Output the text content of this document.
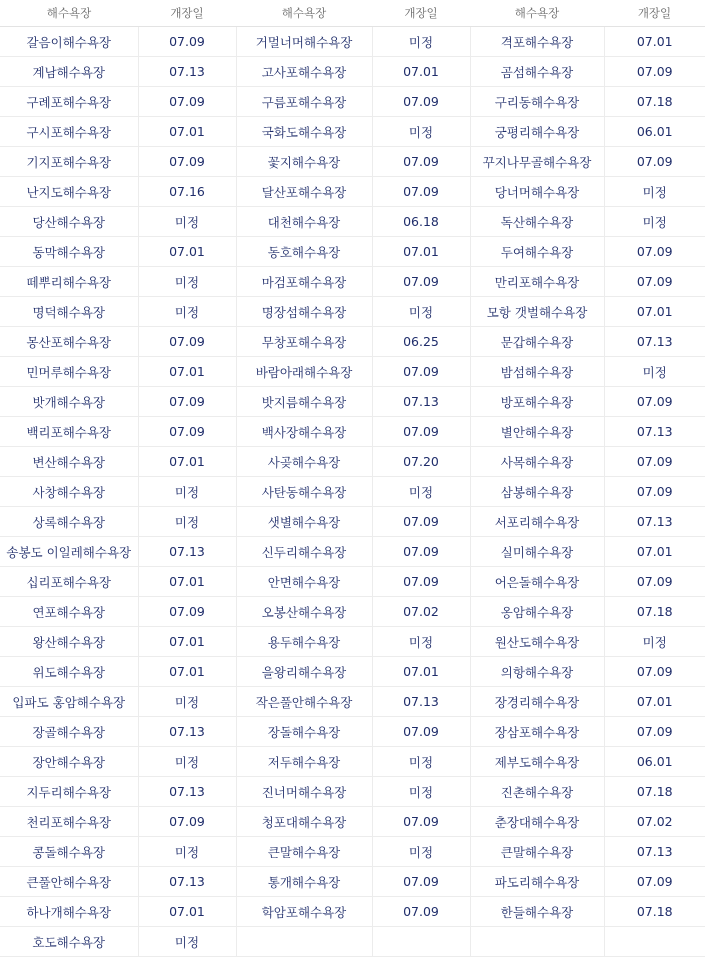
해수욕장	개장일	해수욕장	개장일	해수욕장	개장일
갈음이해수욕장	07.09	거멀너머해수욕장	미정	격포해수욕장	07.01
계남해수욕장	07.13	고사포해수욕장	07.01	곰섬해수욕장	07.09
구례포해수욕장	07.09	구름포해수욕장	07.09	구리동해수욕장	07.18
구시포해수욕장	07.01	국화도해수욕장	미정	궁평리해수욕장	06.01
기지포해수욕장	07.09	꽃지해수욕장	07.09	꾸지나무골해수욕장	07.09
난지도해수욕장	07.16	달산포해수욕장	07.09	당너머해수욕장	미정
당산해수욕장	미정	대천해수욕장	06.18	독산해수욕장	미정
동막해수욕장	07.01	동호해수욕장	07.01	두여해수욕장	07.09
떼뿌리해수욕장	미정	마검포해수욕장	07.09	만리포해수욕장	07.09
명덕해수욕장	미정	명장섬해수욕장	미정	모항 갯벌해수욕장	07.01
몽산포해수욕장	07.09	무창포해수욕장	06.25	문갑해수욕장	07.13
민머루해수욕장	07.01	바람아래해수욕장	07.09	밤섬해수욕장	미정
밧개해수욕장	07.09	밧지름해수욕장	07.13	방포해수욕장	07.09
백리포해수욕장	07.09	백사장해수욕장	07.09	별안해수욕장	07.13
변산해수욕장	07.01	사곶해수욕장	07.20	사목해수욕장	07.09
사창해수욕장	미정	사탄동해수욕장	미정	삼봉해수욕장	07.09
상록해수욕장	미정	샛별해수욕장	07.09	서포리해수욕장	07.13
송봉도 이일레해수욕장	07.13	신두리해수욕장	07.09	실미해수욕장	07.01
십리포해수욕장	07.01	안면해수욕장	07.09	어은돌해수욕장	07.09
연포해수욕장	07.09	오봉산해수욕장	07.02	옹암해수욕장	07.18
왕산해수욕장	07.01	용두해수욕장	미정	원산도해수욕장	미정
위도해수욕장	07.01	을왕리해수욕장	07.01	의항해수욕장	07.09
입파도 홍암해수욕장	미정	작은풀안해수욕장	07.13	장경리해수욕장	07.01
장골해수욕장	07.13	장돌해수욕장	07.09	장삼포해수욕장	07.09
장안해수욕장	미정	저두해수욕장	미정	제부도해수욕장	06.01
지두리해수욕장	07.13	진너머해수욕장	미정	진촌해수욕장	07.18
천리포해수욕장	07.09	청포대해수욕장	07.09	춘장대해수욕장	07.02
콩돌해수욕장	미정	큰말해수욕장	미정	큰말해수욕장	07.13
큰풀안해수욕장	07.13	통개해수욕장	07.09	파도리해수욕장	07.09
하나개해수욕장	07.01	학암포해수욕장	07.09	한들해수욕장	07.18
호도해수욕장	미정				
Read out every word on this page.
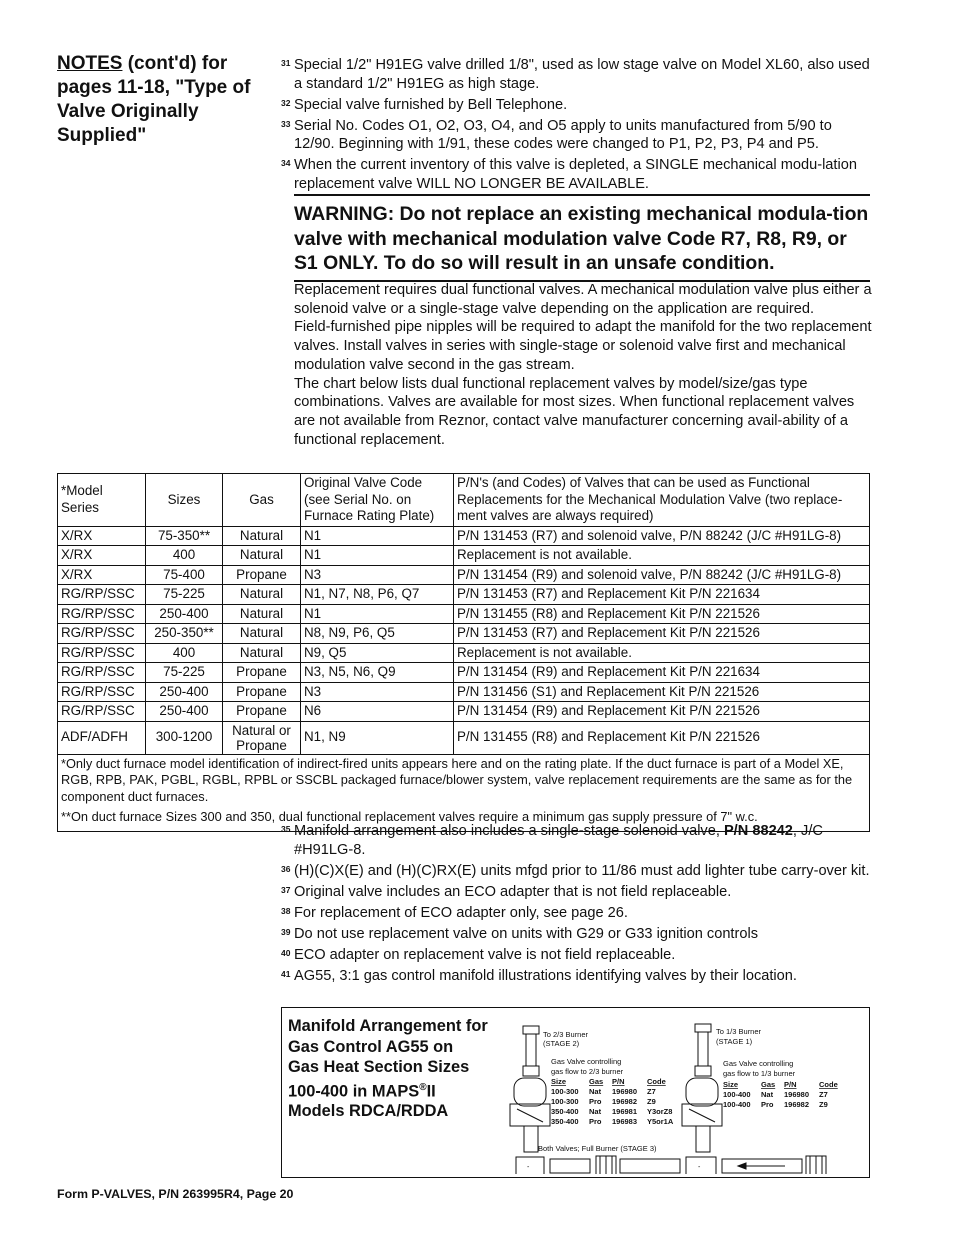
NOTES (cont'd) for pages 11-18, "Type of Valve Originally Supplied"
31 Special 1/2" H91EG valve drilled 1/8", used as low stage valve on Model XL60, also used a standard 1/2" H91EG as high stage.
32 Special valve furnished by Bell Telephone.
33 Serial No. Codes O1, O2, O3, O4, and O5 apply to units manufactured from 5/90 to 12/90. Beginning with 1/91, these codes were changed to P1, P2, P3, P4 and P5.
34 When the current inventory of this valve is depleted, a SINGLE mechanical modu-lation replacement valve WILL NO LONGER BE AVAILABLE.
WARNING: Do not replace an existing mechanical modula-tion valve with mechanical modulation valve Code R7, R8, R9, or S1 ONLY. To do so will result in an unsafe condition.

Replacement requires dual functional valves. A mechanical modulation valve plus either a solenoid valve or a single-stage valve depending on the application are required.

Field-furnished pipe nipples will be required to adapt the manifold for the two replacement valves. Install valves in series with single-stage or solenoid valve first and mechanical modulation valve second in the gas stream.

The chart below lists dual functional replacement valves by model/size/gas type combinations. Valves are available for most sizes. When functional replacement valves are not available from Reznor, contact valve manufacturer concerning avail-ability of a functional replacement.

*Model Series	Sizes	Gas	Original Valve Code (see Serial No. on Furnace Rating Plate)	P/N's (and Codes) of Valves that can be used as Functional Replacements for the Mechanical Modulation Valve (two replace-ment valves are always required)
X/RX	75-350**	Natural	N1	P/N 131453 (R7) and solenoid valve, P/N 88242 (J/C #H91LG-8)
X/RX	400	Natural	N1	Replacement is not available.
X/RX	75-400	Propane	N3	P/N 131454 (R9) and solenoid valve, P/N 88242 (J/C #H91LG-8)
RG/RP/SSC	75-225	Natural	N1, N7, N8, P6, Q7	P/N 131453 (R7) and Replacement Kit P/N 221634
RG/RP/SSC	250-400	Natural	N1	P/N 131455 (R8) and Replacement Kit P/N 221526
RG/RP/SSC	250-350**	Natural	N8, N9, P6, Q5	P/N 131453 (R7) and Replacement Kit P/N 221526
RG/RP/SSC	400	Natural	N9, Q5	Replacement is not available.
RG/RP/SSC	75-225	Propane	N3, N5, N6, Q9	P/N 131454 (R9) and Replacement Kit P/N 221634
RG/RP/SSC	250-400	Propane	N3	P/N 131456 (S1) and Replacement Kit P/N 221526
RG/RP/SSC	250-400	Propane	N6	P/N 131454 (R9) and Replacement Kit P/N 221526
ADF/ADFH	300-1200	Natural or Propane	N1, N9	P/N 131455 (R8) and Replacement Kit P/N 221526
*Only duct furnace model identification of indirect-fired units appears here and on the rating plate. If the duct furnace is part of a Model XE, RGB, RPB, PAK, PGBL, RGBL, RPBL or SSCBL packaged furnace/blower system, valve replacement requirements are the same as for the component duct furnaces.				
**On duct furnace Sizes 300 and 350, dual functional replacement valves require a minimum gas supply pressure of 7" w.c.				
35 Manifold arrangement also includes a single-stage solenoid valve, P/N 88242, J/C #H91LG-8.
36 (H)(C)X(E) and (H)(C)RX(E) units mfgd prior to 11/86 must add lighter tube carry-over kit.
37 Original valve includes an ECO adapter that is not field replaceable.
38 For replacement of ECO adapter only, see page 26.
39 Do not use replacement valve on units with G29 or G33 ignition controls
40 ECO adapter on replacement valve is not field replaceable.
41 AG55, 3:1 gas control manifold illustrations identifying valves by their location.
Manifold Arrangement for Gas Control AG55 on Gas Heat Section Sizes 100-400 in MAPS®II Models RDCA/RDDA
-	-
To 2/3 Burner
(STAGE 2)
Gas Valve controlling
gas flow to 2/3 burner
Size	Gas P/N	Code
100-300 Nat 196980 Z7
100-300 Pro 196982 Z9
350-400 Nat 196981 Y3orZ8
350-400 Pro 196983 Y5or1A
To 1/3 Burner
(STAGE 1)
Gas Valve controlling
gas flow to 1/3 burner
Size	Gas P/N	Code
100-400 Nat 196980 Z7
100-400 Pro 196982 Z9
Both Valves; Full Burner (STAGE 3)
Form P-VALVES, P/N 263995R4, Page 20
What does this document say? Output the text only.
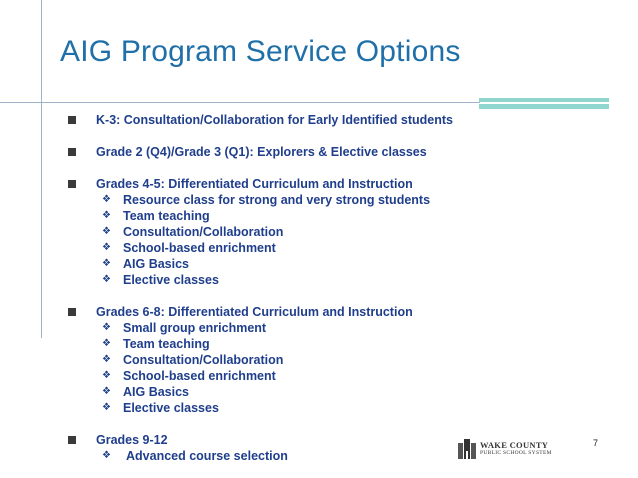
AIG Program Service Options
K-3: Consultation/Collaboration for Early Identified students
Grade 2 (Q4)/Grade 3 (Q1): Explorers & Elective classes
Grades 4-5: Differentiated Curriculum and Instruction
❖ Resource class for strong and very strong students
❖ Team teaching
❖ Consultation/Collaboration
❖ School-based enrichment
❖ AIG Basics
❖ Elective classes
Grades 6-8: Differentiated Curriculum and Instruction
❖ Small group enrichment
❖ Team teaching
❖ Consultation/Collaboration
❖ School-based enrichment
❖ AIG Basics
❖ Elective classes
Grades 9-12
❖ Advanced course selection
WAKE COUNTY
PUBLIC SCHOOL SYSTEM
7
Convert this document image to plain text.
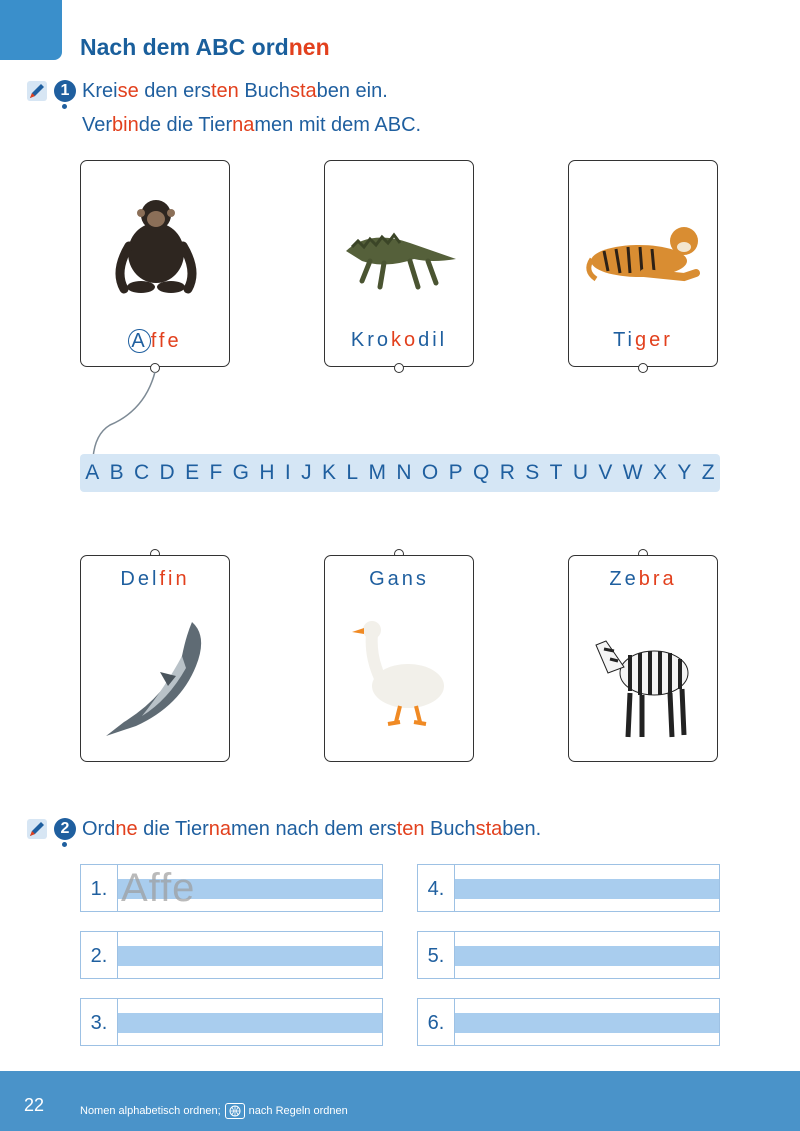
Nach dem ABC ordnen
1 Kreise den ersten Buchstaben ein.
Verbinde die Tiernamen mit dem ABC.
A ffe	Krokodil	Tiger
A B C D E F G H I J K L M N O P Q R S T U V W X Y Z
Delfin	Gans	Zebra
2 Ordne die Tiernamen nach dem ersten Buchstaben.
1. Affe
2.
3.
4.
5.
6.
22	Nomen alphabetisch ordnen;	nach Regeln ordnen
|---|
*Exercise task*
Check the data for the word "Codes" and pull out the lines that have it.

*Solution below*
33 Serial No. Codes O1, O2, O3, O4, and O5 apply to units manufactured from 5/90 to 12/90. Beginning with 1/91, these codes were changed to P1, P2, P3, P4 and P5.
*Model Series	Sizes	Gas	Original Valve Code (see Serial No. on Furnace Rating Plate)	P/N's (and Codes) of Valves that can be used as Functional Replacements for the Mechanical Modulation Valve (two replace-ment valves are always required)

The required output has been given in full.